Work instructions => Lines containing the word "type" need to be counted. Please reply with how many there are, and nothing else.
▬▬▬
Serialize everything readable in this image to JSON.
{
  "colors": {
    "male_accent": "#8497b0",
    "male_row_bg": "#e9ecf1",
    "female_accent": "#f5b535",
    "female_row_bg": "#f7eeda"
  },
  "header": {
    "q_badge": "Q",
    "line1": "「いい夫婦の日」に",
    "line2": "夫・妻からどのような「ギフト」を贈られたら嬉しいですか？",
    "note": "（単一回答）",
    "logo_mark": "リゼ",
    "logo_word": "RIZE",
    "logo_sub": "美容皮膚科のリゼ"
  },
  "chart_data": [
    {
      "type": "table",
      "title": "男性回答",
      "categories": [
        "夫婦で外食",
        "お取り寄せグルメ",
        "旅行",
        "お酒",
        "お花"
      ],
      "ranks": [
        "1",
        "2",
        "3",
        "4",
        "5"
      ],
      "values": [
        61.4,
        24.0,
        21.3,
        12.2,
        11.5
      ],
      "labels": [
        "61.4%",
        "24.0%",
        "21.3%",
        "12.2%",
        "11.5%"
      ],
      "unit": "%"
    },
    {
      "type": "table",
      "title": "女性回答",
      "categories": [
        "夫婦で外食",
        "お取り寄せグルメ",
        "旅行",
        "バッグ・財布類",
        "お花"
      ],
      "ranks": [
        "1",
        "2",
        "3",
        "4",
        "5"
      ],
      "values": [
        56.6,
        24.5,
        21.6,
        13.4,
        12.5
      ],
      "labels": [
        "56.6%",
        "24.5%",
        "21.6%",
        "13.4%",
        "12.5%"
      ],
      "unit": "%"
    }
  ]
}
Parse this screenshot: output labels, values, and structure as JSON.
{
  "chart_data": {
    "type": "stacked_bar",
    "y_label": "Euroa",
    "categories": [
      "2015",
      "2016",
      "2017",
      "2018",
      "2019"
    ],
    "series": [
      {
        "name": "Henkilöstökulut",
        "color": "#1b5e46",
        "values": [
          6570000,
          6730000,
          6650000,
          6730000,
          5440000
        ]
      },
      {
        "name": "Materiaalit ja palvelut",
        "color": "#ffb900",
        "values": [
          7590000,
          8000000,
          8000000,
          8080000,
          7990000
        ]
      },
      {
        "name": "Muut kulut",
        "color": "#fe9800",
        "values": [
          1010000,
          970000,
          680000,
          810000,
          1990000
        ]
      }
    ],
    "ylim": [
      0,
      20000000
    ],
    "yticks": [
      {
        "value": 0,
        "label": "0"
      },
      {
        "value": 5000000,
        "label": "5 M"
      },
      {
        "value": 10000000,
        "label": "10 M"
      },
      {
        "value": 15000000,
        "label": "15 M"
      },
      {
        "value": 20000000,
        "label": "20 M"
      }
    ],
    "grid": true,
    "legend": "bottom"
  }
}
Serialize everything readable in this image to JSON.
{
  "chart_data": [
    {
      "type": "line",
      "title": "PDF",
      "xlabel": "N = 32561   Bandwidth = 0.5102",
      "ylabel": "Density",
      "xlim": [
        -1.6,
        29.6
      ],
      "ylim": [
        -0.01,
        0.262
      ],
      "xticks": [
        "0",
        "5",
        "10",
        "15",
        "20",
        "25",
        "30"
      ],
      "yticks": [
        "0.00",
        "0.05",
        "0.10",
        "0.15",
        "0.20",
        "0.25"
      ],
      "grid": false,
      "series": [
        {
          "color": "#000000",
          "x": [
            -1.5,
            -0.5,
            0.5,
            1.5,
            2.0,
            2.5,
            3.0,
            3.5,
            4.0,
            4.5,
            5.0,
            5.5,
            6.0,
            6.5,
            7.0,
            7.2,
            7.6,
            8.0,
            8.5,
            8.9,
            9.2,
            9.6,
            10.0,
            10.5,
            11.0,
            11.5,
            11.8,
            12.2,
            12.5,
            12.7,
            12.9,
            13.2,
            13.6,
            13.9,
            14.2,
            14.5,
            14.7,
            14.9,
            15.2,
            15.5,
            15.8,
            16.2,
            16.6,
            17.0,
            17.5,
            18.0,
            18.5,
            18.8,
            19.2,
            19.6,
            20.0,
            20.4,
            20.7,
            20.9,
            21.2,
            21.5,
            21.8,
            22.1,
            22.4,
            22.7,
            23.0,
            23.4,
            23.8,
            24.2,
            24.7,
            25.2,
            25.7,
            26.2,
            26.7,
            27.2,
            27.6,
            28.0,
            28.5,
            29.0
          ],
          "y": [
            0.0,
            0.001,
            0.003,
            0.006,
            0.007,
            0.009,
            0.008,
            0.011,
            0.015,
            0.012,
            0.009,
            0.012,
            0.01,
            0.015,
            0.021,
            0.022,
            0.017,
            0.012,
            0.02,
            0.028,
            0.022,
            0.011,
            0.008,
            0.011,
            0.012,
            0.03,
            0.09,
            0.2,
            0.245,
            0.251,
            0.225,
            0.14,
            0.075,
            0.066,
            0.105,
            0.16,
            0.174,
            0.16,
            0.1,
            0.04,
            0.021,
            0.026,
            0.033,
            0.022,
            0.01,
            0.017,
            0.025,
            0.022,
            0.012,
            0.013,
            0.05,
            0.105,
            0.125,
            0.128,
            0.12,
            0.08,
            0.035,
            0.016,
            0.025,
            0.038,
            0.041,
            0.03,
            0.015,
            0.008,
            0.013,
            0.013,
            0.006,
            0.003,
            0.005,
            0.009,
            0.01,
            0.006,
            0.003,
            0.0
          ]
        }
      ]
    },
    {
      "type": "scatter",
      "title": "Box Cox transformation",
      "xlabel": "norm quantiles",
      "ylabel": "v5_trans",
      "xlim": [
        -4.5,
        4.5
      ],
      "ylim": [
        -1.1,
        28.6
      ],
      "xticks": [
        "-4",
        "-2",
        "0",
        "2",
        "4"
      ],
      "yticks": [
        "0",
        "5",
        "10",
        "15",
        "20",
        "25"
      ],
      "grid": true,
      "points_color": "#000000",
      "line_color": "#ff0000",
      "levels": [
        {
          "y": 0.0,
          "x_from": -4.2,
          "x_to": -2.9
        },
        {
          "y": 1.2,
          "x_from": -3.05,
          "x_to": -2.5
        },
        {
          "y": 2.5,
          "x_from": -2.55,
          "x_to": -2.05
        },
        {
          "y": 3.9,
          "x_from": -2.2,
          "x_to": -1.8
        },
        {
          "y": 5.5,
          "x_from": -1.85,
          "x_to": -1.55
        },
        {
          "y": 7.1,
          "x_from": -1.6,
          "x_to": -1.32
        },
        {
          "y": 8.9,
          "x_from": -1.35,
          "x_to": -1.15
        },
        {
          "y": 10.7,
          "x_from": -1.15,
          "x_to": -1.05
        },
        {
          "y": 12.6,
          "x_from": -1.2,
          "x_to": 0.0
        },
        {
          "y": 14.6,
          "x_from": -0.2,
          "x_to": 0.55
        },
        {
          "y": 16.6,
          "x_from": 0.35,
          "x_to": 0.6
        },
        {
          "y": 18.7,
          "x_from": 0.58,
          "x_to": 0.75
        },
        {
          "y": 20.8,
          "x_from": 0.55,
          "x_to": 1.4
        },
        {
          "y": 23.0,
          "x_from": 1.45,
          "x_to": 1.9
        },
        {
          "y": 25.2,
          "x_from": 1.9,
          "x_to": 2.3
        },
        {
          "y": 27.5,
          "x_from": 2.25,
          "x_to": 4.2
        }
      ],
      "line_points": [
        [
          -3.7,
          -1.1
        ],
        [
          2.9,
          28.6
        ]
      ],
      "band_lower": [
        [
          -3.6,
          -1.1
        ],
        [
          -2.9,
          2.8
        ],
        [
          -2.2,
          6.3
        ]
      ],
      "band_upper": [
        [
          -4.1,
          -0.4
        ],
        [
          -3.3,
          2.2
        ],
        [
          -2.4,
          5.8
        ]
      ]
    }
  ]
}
▬▬▬
Output of the task => 5